[Data tied to figure images]
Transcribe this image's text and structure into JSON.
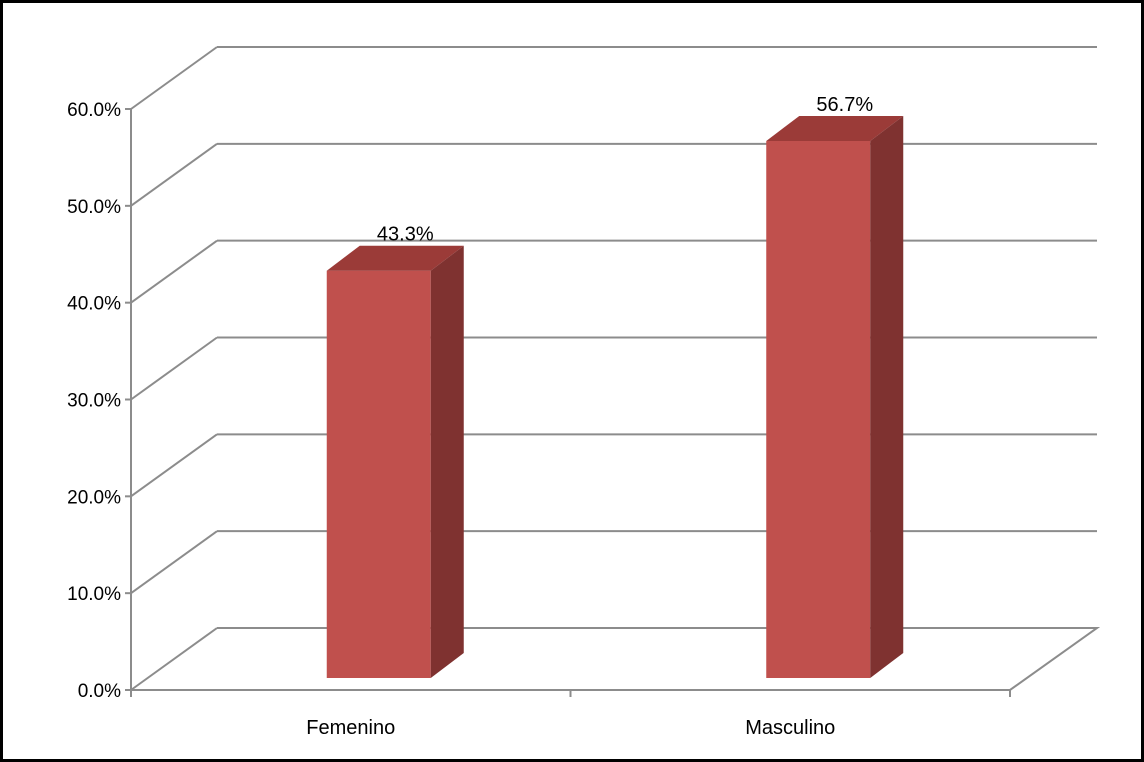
{
  "chart_data": {
    "type": "bar",
    "style": "3d-column",
    "categories": [
      "Femenino",
      "Masculino"
    ],
    "values": [
      43.3,
      56.7
    ],
    "data_labels": [
      "43.3%",
      "56.7%"
    ],
    "y_ticks": [
      "0.0%",
      "10.0%",
      "20.0%",
      "30.0%",
      "40.0%",
      "50.0%",
      "60.0%"
    ],
    "ylim": [
      0,
      60
    ],
    "ytick_step": 10,
    "grid": true,
    "legend": "none",
    "colors": {
      "bar_front": "#c0504d",
      "bar_top": "#9b3b38",
      "bar_side": "#7f3230",
      "grid": "#8c8c8c"
    }
  }
}
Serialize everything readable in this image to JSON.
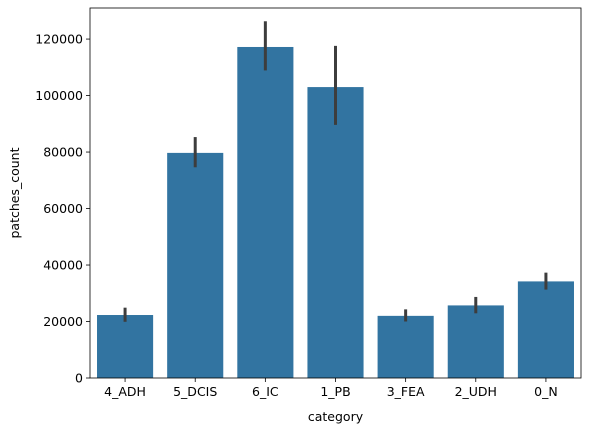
{
  "chart_data": {
    "type": "bar",
    "categories": [
      "4_ADH",
      "5_DCIS",
      "6_IC",
      "1_PB",
      "3_FEA",
      "2_UDH",
      "0_N"
    ],
    "values": [
      22300,
      79700,
      117200,
      103000,
      22000,
      25700,
      34200
    ],
    "error_bars": [
      [
        19900,
        24900
      ],
      [
        74600,
        85300
      ],
      [
        108900,
        126300
      ],
      [
        89600,
        117600
      ],
      [
        20000,
        24300
      ],
      [
        22900,
        28700
      ],
      [
        31300,
        37300
      ]
    ],
    "xlabel": "category",
    "ylabel": "patches_count",
    "ylim": [
      0,
      131000
    ],
    "yticks": [
      0,
      20000,
      40000,
      60000,
      80000,
      100000,
      120000
    ],
    "grid": false,
    "legend": "none",
    "colors": {
      "bar": "#3274a1",
      "errorbar": "#3d3d3d",
      "axis": "#000000"
    }
  }
}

__Exercise requirements__
Pictures are not part of the copy; output everything else in the records exactly.

__Complete output__
Transcribe this image's text and structure into JSON.
{
  "chart_data": {
    "type": "bar",
    "style": "3d-column",
    "categories": [
      "Femenino",
      "Masculino"
    ],
    "values": [
      43.3,
      56.7
    ],
    "data_labels": [
      "43.3%",
      "56.7%"
    ],
    "y_ticks": [
      "0.0%",
      "10.0%",
      "20.0%",
      "30.0%",
      "40.0%",
      "50.0%",
      "60.0%"
    ],
    "ylim": [
      0,
      60
    ],
    "ytick_step": 10,
    "grid": true,
    "legend": "none",
    "colors": {
      "bar_front": "#c0504d",
      "bar_top": "#9b3b38",
      "bar_side": "#7f3230",
      "grid": "#8c8c8c"
    }
  }
}
Serialize everything readable in this image to JSON.
{
  "chart_data": {
    "type": "bar",
    "categories": [
      "4_ADH",
      "5_DCIS",
      "6_IC",
      "1_PB",
      "3_FEA",
      "2_UDH",
      "0_N"
    ],
    "values": [
      22300,
      79700,
      117200,
      103000,
      22000,
      25700,
      34200
    ],
    "error_bars": [
      [
        19900,
        24900
      ],
      [
        74600,
        85300
      ],
      [
        108900,
        126300
      ],
      [
        89600,
        117600
      ],
      [
        20000,
        24300
      ],
      [
        22900,
        28700
      ],
      [
        31300,
        37300
      ]
    ],
    "xlabel": "category",
    "ylabel": "patches_count",
    "ylim": [
      0,
      131000
    ],
    "yticks": [
      0,
      20000,
      40000,
      60000,
      80000,
      100000,
      120000
    ],
    "grid": false,
    "legend": "none",
    "colors": {
      "bar": "#3274a1",
      "errorbar": "#3d3d3d",
      "axis": "#000000"
    }
  }
}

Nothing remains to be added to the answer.